• **To be done**: Show all lines holding the string "yang".

## Start Dataset records

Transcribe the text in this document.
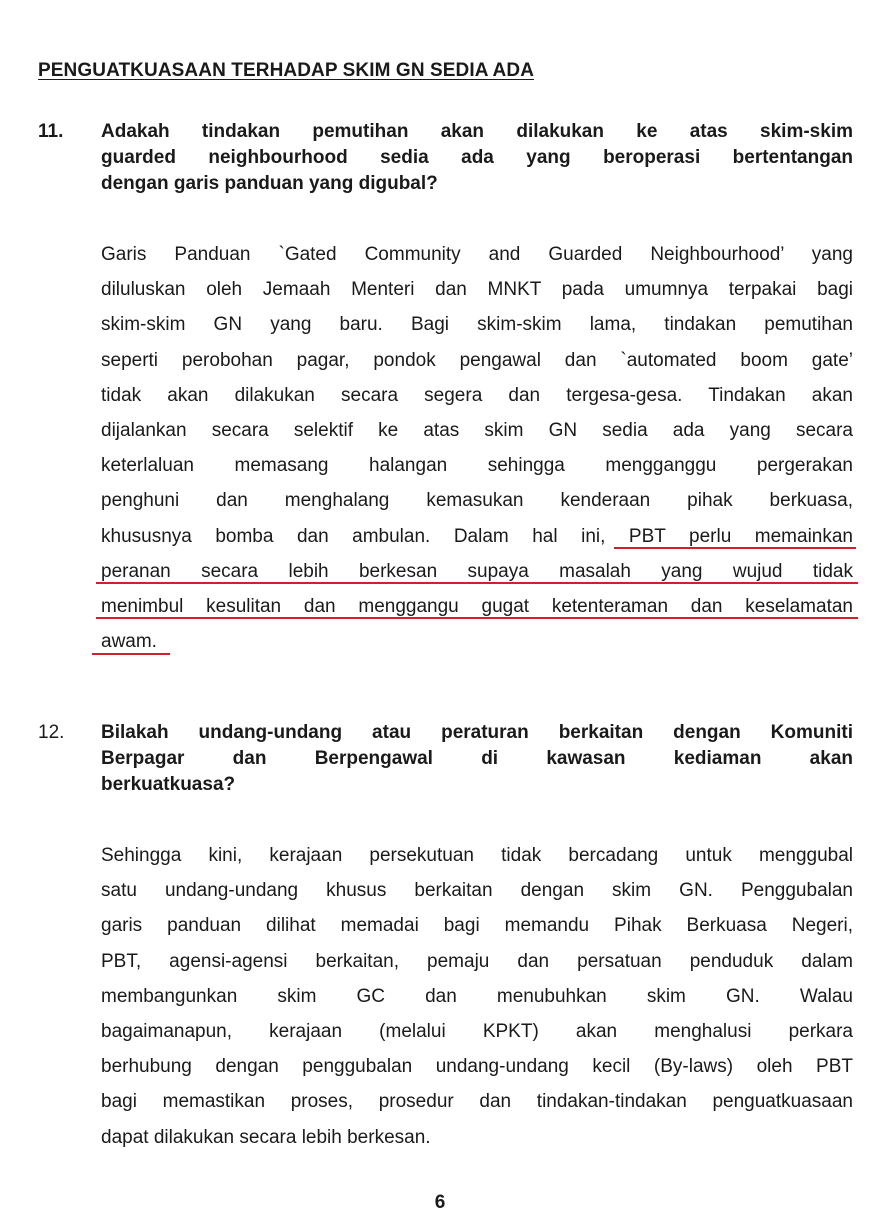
PENGUATKUASAAN TERHADAP SKIM GN SEDIA ADA
11. Adakah tindakan pemutihan akan dilakukan ke atas skim-skim
guarded neighbourhood sedia ada yang beroperasi bertentangan
dengan garis panduan yang digubal?
Garis Panduan `Gated Community and Guarded Neighbourhood’ yang
diluluskan oleh Jemaah Menteri dan MNKT pada umumnya terpakai bagi
skim-skim GN yang baru. Bagi skim-skim lama, tindakan pemutihan
seperti perobohan pagar, pondok pengawal dan `automated boom gate’
tidak akan dilakukan secara segera dan tergesa-gesa. Tindakan akan
dijalankan secara selektif ke atas skim GN sedia ada yang secara
keterlaluan memasang halangan sehingga mengganggu pergerakan
penghuni dan menghalang kemasukan kenderaan pihak berkuasa,
khususnya bomba dan ambulan. Dalam hal ini, PBT perlu memainkan
peranan secara lebih berkesan supaya masalah yang wujud tidak
menimbul kesulitan dan menggangu gugat ketenteraman dan keselamatan
awam.
12. Bilakah undang-undang atau peraturan berkaitan dengan Komuniti
Berpagar dan Berpengawal di kawasan kediaman akan
berkuatkuasa?
Sehingga kini, kerajaan persekutuan tidak bercadang untuk menggubal
satu undang-undang khusus berkaitan dengan skim GN. Penggubalan
garis panduan dilihat memadai bagi memandu Pihak Berkuasa Negeri,
PBT, agensi-agensi berkaitan, pemaju dan persatuan penduduk dalam
membangunkan skim GC dan menubuhkan skim GN. Walau
bagaimanapun, kerajaan (melalui KPKT) akan menghalusi perkara
berhubung dengan penggubalan undang-undang kecil (By-laws) oleh PBT
bagi memastikan proses, prosedur dan tindakan-tindakan penguatkuasaan
dapat dilakukan secara lebih berkesan.
6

## End Dataset records

• **Exercise answer**:
guarded neighbourhood sedia ada yang beroperasi bertentangan
dengan garis panduan yang digubal?
Garis Panduan `Gated Community and Guarded Neighbourhood’ yang
skim-skim GN yang baru. Bagi skim-skim lama, tindakan pemutihan
dijalankan secara selektif ke atas skim GN sedia ada yang secara
peranan secara lebih berkesan supaya masalah yang wujud tidak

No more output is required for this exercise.